I had a rough spring semester and it has impacted my graduation, GPA, and degree. I decided to withdraw from my second retake of Organic Chemistry and you only get 3 shots at it. No Bachelors in Bio and have to choose a different degree/major. And I’m a senior and I only had 4 more classes left.
My grandmother died the week before the semester started. She was my last grandparent to die and my first funeral/cremation. I didn’t expect an actual Hindu cremation. Instead of a retort/chamber, it was a very large stack of wood with space for the open casket to fit and then lit while everyone watches. It was disturbing. When I returned home, I had the weekend to prepare for school. It didn’t affect me in the beginning, but I couldn’t get it out of my mind and I couldn’t focus. It started with my Physics 2 lab where I barely did any of the lab reports that were a majority of my grade.
____
Copy everything in the post about the rough spring semester from "My grandmother died" down to "of my grade.". Answer using nothing but the post about the rough spring semester.
____
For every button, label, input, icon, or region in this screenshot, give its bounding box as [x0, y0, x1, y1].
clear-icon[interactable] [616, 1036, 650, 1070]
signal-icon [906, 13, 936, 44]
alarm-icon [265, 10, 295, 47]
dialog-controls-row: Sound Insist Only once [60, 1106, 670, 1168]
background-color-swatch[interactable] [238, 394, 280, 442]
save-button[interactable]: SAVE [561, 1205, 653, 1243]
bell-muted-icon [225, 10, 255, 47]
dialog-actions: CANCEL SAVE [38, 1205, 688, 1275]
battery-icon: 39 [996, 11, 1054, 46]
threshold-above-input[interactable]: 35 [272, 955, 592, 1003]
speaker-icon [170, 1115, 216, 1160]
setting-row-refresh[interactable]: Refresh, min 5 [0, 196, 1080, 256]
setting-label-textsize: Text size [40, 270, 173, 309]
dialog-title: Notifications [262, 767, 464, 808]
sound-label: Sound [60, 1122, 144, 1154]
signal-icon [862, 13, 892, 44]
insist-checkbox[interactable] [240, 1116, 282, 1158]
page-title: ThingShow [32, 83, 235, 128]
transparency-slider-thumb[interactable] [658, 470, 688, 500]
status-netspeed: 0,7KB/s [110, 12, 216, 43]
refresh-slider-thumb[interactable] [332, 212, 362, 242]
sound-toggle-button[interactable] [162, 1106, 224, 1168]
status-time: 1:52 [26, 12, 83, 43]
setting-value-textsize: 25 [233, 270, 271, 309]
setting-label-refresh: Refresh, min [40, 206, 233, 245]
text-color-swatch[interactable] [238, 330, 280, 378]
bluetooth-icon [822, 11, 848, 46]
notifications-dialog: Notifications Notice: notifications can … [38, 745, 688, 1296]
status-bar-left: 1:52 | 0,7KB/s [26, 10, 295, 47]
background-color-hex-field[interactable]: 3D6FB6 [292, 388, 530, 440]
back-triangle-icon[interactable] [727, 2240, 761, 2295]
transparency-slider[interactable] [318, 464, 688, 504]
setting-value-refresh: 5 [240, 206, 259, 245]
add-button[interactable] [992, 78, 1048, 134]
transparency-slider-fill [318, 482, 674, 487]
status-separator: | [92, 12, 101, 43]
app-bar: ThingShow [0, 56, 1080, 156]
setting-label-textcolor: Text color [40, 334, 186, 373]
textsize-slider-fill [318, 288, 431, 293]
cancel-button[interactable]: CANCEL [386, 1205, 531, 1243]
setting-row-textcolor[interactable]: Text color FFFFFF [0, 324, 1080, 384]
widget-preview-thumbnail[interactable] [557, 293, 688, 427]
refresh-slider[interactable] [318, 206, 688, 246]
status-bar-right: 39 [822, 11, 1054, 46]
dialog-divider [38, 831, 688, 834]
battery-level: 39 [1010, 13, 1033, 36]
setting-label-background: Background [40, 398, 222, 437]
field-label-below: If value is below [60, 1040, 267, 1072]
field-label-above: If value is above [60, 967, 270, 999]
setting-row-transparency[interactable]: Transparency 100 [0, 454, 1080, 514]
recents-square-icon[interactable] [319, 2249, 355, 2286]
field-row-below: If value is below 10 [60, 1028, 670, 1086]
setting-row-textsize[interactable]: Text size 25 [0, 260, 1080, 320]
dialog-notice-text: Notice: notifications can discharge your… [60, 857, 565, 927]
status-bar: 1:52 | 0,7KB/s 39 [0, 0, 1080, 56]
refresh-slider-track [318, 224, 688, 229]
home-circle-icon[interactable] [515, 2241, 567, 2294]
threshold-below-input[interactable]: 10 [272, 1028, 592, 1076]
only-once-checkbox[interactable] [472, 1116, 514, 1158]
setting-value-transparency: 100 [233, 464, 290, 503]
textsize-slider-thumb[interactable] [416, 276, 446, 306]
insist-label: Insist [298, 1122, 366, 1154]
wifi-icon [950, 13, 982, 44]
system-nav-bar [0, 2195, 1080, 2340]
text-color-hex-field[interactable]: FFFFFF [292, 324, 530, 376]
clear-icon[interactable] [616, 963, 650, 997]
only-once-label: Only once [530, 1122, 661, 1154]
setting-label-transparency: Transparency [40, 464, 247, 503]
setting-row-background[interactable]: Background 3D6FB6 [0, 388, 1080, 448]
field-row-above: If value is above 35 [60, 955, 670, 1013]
____
COMPLETED EXERCISE →
My grandmother died the week before the semester started. She was my last grandparent to die and my first funeral/cremation. I didn’t expect an actual Hindu cremation. Instead of a retort/chamber, it was a very large stack of wood with space for the open casket to fit and then lit while everyone watches. It was disturbing. When I returned home, I had the weekend to prepare for school. It didn’t affect me in the beginning, but I couldn’t get it out of my mind and I couldn’t focus. It started with my Physics 2 lab where I barely did any of the lab reports that were a majority of my grade.